EXERCISE AIM = Find each line holding the word "image" and give the number of such lines, nothing else.

DATASET EXTRACT =
────────────────────────────────────────

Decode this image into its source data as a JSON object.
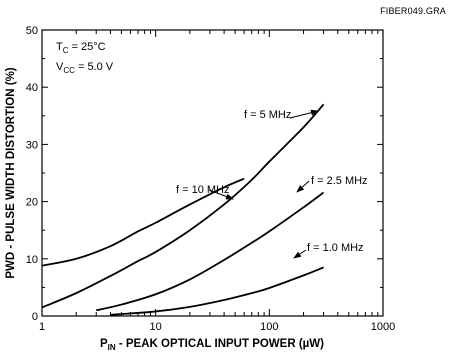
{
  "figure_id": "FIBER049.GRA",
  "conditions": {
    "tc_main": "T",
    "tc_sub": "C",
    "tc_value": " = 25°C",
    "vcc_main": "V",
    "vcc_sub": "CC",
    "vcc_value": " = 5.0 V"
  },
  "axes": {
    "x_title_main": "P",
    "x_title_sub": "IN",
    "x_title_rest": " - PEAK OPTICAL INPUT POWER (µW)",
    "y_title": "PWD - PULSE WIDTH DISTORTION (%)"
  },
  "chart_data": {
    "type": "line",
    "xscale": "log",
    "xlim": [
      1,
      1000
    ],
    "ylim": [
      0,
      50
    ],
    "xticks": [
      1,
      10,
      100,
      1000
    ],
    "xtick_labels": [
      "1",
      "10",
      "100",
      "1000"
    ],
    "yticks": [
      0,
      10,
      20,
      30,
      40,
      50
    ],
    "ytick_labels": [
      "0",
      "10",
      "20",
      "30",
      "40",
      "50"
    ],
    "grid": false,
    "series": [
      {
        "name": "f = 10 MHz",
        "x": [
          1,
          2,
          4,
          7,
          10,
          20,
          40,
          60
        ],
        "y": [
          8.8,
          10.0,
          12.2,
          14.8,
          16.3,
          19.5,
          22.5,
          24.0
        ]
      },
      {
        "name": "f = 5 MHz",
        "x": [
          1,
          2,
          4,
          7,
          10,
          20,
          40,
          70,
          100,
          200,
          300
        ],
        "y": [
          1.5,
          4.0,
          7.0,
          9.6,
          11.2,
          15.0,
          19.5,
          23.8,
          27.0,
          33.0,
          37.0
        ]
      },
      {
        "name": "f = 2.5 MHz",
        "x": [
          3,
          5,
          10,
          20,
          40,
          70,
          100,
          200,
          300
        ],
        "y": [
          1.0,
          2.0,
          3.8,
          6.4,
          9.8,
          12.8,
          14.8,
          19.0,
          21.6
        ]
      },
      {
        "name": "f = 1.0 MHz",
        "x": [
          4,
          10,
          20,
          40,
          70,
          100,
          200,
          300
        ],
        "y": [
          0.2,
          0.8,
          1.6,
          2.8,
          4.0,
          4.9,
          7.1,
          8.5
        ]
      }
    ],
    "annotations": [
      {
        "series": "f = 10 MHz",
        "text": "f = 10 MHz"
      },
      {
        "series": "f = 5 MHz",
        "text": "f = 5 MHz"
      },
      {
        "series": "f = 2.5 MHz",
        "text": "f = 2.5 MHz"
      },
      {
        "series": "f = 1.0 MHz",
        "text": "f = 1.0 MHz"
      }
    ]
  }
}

────────────────────────────────────────

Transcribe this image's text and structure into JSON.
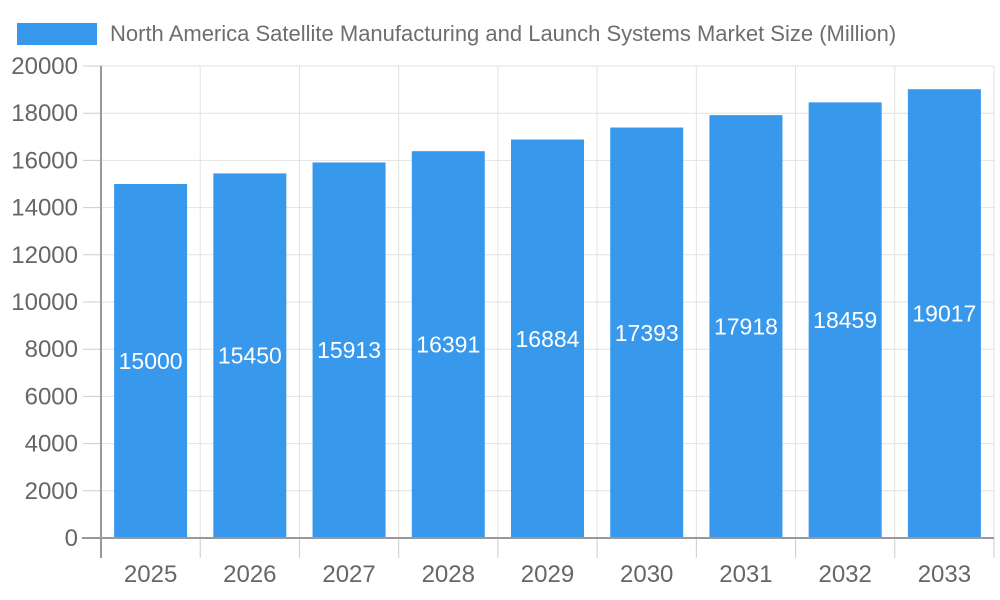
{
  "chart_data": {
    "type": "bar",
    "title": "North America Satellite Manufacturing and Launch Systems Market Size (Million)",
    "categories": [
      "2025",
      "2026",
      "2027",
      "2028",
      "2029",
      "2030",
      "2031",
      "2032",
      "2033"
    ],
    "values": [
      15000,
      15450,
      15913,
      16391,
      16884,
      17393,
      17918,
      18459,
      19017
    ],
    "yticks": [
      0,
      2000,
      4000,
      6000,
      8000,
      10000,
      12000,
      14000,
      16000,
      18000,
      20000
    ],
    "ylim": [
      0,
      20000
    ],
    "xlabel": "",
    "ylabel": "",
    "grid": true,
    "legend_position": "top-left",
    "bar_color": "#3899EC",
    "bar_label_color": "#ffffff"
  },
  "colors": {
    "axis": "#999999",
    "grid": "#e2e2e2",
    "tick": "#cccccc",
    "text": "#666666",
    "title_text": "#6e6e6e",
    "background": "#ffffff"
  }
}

────────────────────────────────────────

OUTPUT FOR THIS TASK = 2